All of the listing below must be repeated word for word. Pictures are the only thing to omit.

Dataset records:
···

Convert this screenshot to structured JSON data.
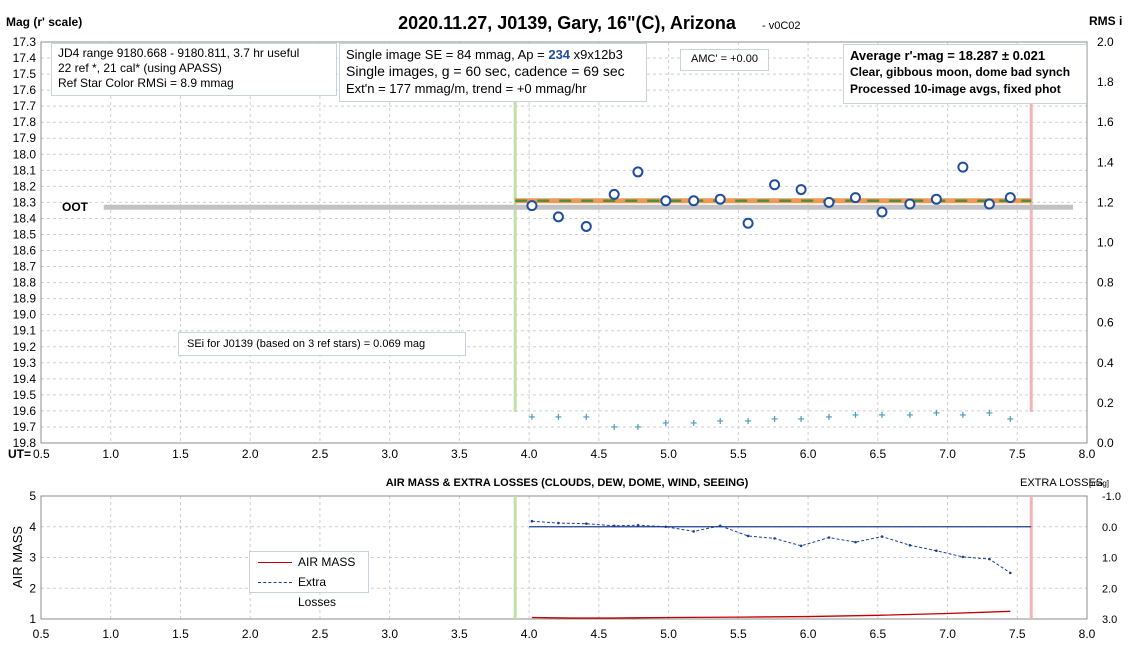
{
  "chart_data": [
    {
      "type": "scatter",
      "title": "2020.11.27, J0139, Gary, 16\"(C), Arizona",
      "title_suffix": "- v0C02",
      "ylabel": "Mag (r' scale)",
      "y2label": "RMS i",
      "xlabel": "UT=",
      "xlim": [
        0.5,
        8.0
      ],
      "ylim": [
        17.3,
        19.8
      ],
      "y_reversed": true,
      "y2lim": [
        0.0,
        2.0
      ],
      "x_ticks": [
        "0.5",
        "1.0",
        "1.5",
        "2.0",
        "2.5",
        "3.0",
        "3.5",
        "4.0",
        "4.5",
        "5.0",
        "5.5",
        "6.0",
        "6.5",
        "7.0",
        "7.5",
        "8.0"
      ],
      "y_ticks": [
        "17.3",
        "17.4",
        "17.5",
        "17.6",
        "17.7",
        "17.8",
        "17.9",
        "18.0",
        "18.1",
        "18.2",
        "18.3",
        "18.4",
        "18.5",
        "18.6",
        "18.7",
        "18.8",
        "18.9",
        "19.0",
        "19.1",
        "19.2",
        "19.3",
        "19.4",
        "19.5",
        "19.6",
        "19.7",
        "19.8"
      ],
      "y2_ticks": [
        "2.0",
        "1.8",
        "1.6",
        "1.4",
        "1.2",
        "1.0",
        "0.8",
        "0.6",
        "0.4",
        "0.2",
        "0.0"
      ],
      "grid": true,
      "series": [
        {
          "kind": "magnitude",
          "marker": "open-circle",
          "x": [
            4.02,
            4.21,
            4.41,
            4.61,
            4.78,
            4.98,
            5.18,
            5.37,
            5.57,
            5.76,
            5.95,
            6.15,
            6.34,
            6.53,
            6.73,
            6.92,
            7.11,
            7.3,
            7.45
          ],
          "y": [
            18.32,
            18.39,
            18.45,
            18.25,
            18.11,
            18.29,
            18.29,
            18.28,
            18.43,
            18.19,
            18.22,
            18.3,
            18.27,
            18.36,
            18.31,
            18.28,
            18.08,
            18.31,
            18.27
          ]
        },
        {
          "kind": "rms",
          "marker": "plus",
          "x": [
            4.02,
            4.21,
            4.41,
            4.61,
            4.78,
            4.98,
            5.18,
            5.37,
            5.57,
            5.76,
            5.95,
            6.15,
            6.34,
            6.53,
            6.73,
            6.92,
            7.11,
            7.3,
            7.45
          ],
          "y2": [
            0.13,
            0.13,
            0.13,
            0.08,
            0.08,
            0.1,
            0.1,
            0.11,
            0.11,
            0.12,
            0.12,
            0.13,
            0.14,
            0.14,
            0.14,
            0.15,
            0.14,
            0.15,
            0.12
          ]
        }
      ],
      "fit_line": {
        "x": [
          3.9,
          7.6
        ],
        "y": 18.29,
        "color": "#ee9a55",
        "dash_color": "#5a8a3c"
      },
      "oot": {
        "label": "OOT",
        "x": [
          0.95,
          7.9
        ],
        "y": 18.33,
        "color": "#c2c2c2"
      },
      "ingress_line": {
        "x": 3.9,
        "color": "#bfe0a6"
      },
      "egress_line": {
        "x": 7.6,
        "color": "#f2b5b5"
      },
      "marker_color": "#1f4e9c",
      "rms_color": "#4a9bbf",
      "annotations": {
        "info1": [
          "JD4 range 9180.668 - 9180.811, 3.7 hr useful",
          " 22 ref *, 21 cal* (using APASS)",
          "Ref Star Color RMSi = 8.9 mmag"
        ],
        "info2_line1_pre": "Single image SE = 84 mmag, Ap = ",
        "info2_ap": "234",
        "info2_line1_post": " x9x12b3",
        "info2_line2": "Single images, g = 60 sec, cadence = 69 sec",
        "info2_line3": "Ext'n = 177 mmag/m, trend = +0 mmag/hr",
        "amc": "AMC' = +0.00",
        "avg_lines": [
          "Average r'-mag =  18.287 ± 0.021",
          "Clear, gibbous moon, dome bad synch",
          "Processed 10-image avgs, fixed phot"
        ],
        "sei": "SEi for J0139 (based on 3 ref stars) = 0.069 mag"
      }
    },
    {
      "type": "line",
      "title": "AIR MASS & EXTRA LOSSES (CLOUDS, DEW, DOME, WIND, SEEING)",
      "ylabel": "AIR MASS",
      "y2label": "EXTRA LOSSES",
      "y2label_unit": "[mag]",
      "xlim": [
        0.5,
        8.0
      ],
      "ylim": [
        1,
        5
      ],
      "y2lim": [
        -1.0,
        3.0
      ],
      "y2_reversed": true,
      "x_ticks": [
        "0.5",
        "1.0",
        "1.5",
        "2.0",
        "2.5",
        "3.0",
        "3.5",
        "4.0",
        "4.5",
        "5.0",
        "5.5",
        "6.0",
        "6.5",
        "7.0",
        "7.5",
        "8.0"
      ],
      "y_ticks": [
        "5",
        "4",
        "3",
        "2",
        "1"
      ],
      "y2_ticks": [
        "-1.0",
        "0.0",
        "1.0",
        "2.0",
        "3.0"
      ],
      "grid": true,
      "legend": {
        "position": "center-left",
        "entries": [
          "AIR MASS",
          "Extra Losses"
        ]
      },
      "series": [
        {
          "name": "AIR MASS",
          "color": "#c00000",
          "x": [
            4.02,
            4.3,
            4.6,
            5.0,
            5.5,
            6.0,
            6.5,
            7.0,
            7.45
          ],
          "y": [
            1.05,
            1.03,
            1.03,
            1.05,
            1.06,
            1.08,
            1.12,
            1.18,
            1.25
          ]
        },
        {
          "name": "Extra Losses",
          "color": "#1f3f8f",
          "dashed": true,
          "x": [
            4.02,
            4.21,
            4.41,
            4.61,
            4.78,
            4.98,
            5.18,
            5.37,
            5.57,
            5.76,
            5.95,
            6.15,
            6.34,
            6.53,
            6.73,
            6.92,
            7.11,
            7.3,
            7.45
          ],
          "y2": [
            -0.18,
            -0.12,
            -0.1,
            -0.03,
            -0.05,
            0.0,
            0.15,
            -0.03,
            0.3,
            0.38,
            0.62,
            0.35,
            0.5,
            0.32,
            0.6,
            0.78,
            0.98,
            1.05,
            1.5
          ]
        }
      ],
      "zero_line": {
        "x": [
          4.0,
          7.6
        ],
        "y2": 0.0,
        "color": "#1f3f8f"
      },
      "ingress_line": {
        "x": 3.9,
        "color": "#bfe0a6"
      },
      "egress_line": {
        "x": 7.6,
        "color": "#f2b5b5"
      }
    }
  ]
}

···

Output for this task:
Convert this screenshot to structured JSON data.
{
  "chart_data": [
    {
      "type": "scatter",
      "title": "2020.11.27, J0139, Gary, 16\"(C), Arizona",
      "title_suffix": "- v0C02",
      "ylabel": "Mag (r' scale)",
      "y2label": "RMS i",
      "xlabel": "UT=",
      "xlim": [
        0.5,
        8.0
      ],
      "ylim": [
        17.3,
        19.8
      ],
      "y_reversed": true,
      "y2lim": [
        0.0,
        2.0
      ],
      "x_ticks": [
        "0.5",
        "1.0",
        "1.5",
        "2.0",
        "2.5",
        "3.0",
        "3.5",
        "4.0",
        "4.5",
        "5.0",
        "5.5",
        "6.0",
        "6.5",
        "7.0",
        "7.5",
        "8.0"
      ],
      "y_ticks": [
        "17.3",
        "17.4",
        "17.5",
        "17.6",
        "17.7",
        "17.8",
        "17.9",
        "18.0",
        "18.1",
        "18.2",
        "18.3",
        "18.4",
        "18.5",
        "18.6",
        "18.7",
        "18.8",
        "18.9",
        "19.0",
        "19.1",
        "19.2",
        "19.3",
        "19.4",
        "19.5",
        "19.6",
        "19.7",
        "19.8"
      ],
      "y2_ticks": [
        "2.0",
        "1.8",
        "1.6",
        "1.4",
        "1.2",
        "1.0",
        "0.8",
        "0.6",
        "0.4",
        "0.2",
        "0.0"
      ],
      "grid": true,
      "series": [
        {
          "kind": "magnitude",
          "marker": "open-circle",
          "x": [
            4.02,
            4.21,
            4.41,
            4.61,
            4.78,
            4.98,
            5.18,
            5.37,
            5.57,
            5.76,
            5.95,
            6.15,
            6.34,
            6.53,
            6.73,
            6.92,
            7.11,
            7.3,
            7.45
          ],
          "y": [
            18.32,
            18.39,
            18.45,
            18.25,
            18.11,
            18.29,
            18.29,
            18.28,
            18.43,
            18.19,
            18.22,
            18.3,
            18.27,
            18.36,
            18.31,
            18.28,
            18.08,
            18.31,
            18.27
          ]
        },
        {
          "kind": "rms",
          "marker": "plus",
          "x": [
            4.02,
            4.21,
            4.41,
            4.61,
            4.78,
            4.98,
            5.18,
            5.37,
            5.57,
            5.76,
            5.95,
            6.15,
            6.34,
            6.53,
            6.73,
            6.92,
            7.11,
            7.3,
            7.45
          ],
          "y2": [
            0.13,
            0.13,
            0.13,
            0.08,
            0.08,
            0.1,
            0.1,
            0.11,
            0.11,
            0.12,
            0.12,
            0.13,
            0.14,
            0.14,
            0.14,
            0.15,
            0.14,
            0.15,
            0.12
          ]
        }
      ],
      "fit_line": {
        "x": [
          3.9,
          7.6
        ],
        "y": 18.29,
        "color": "#ee9a55",
        "dash_color": "#5a8a3c"
      },
      "oot": {
        "label": "OOT",
        "x": [
          0.95,
          7.9
        ],
        "y": 18.33,
        "color": "#c2c2c2"
      },
      "ingress_line": {
        "x": 3.9,
        "color": "#bfe0a6"
      },
      "egress_line": {
        "x": 7.6,
        "color": "#f2b5b5"
      },
      "marker_color": "#1f4e9c",
      "rms_color": "#4a9bbf",
      "annotations": {
        "info1": [
          "JD4 range 9180.668 - 9180.811, 3.7 hr useful",
          " 22 ref *, 21 cal* (using APASS)",
          "Ref Star Color RMSi = 8.9 mmag"
        ],
        "info2_line1_pre": "Single image SE = 84 mmag, Ap = ",
        "info2_ap": "234",
        "info2_line1_post": " x9x12b3",
        "info2_line2": "Single images, g = 60 sec, cadence = 69 sec",
        "info2_line3": "Ext'n = 177 mmag/m, trend = +0 mmag/hr",
        "amc": "AMC' = +0.00",
        "avg_lines": [
          "Average r'-mag =  18.287 ± 0.021",
          "Clear, gibbous moon, dome bad synch",
          "Processed 10-image avgs, fixed phot"
        ],
        "sei": "SEi for J0139 (based on 3 ref stars) = 0.069 mag"
      }
    },
    {
      "type": "line",
      "title": "AIR MASS & EXTRA LOSSES (CLOUDS, DEW, DOME, WIND, SEEING)",
      "ylabel": "AIR MASS",
      "y2label": "EXTRA LOSSES",
      "y2label_unit": "[mag]",
      "xlim": [
        0.5,
        8.0
      ],
      "ylim": [
        1,
        5
      ],
      "y2lim": [
        -1.0,
        3.0
      ],
      "y2_reversed": true,
      "x_ticks": [
        "0.5",
        "1.0",
        "1.5",
        "2.0",
        "2.5",
        "3.0",
        "3.5",
        "4.0",
        "4.5",
        "5.0",
        "5.5",
        "6.0",
        "6.5",
        "7.0",
        "7.5",
        "8.0"
      ],
      "y_ticks": [
        "5",
        "4",
        "3",
        "2",
        "1"
      ],
      "y2_ticks": [
        "-1.0",
        "0.0",
        "1.0",
        "2.0",
        "3.0"
      ],
      "grid": true,
      "legend": {
        "position": "center-left",
        "entries": [
          "AIR MASS",
          "Extra Losses"
        ]
      },
      "series": [
        {
          "name": "AIR MASS",
          "color": "#c00000",
          "x": [
            4.02,
            4.3,
            4.6,
            5.0,
            5.5,
            6.0,
            6.5,
            7.0,
            7.45
          ],
          "y": [
            1.05,
            1.03,
            1.03,
            1.05,
            1.06,
            1.08,
            1.12,
            1.18,
            1.25
          ]
        },
        {
          "name": "Extra Losses",
          "color": "#1f3f8f",
          "dashed": true,
          "x": [
            4.02,
            4.21,
            4.41,
            4.61,
            4.78,
            4.98,
            5.18,
            5.37,
            5.57,
            5.76,
            5.95,
            6.15,
            6.34,
            6.53,
            6.73,
            6.92,
            7.11,
            7.3,
            7.45
          ],
          "y2": [
            -0.18,
            -0.12,
            -0.1,
            -0.03,
            -0.05,
            0.0,
            0.15,
            -0.03,
            0.3,
            0.38,
            0.62,
            0.35,
            0.5,
            0.32,
            0.6,
            0.78,
            0.98,
            1.05,
            1.5
          ]
        }
      ],
      "zero_line": {
        "x": [
          4.0,
          7.6
        ],
        "y2": 0.0,
        "color": "#1f3f8f"
      },
      "ingress_line": {
        "x": 3.9,
        "color": "#bfe0a6"
      },
      "egress_line": {
        "x": 7.6,
        "color": "#f2b5b5"
      }
    }
  ]
}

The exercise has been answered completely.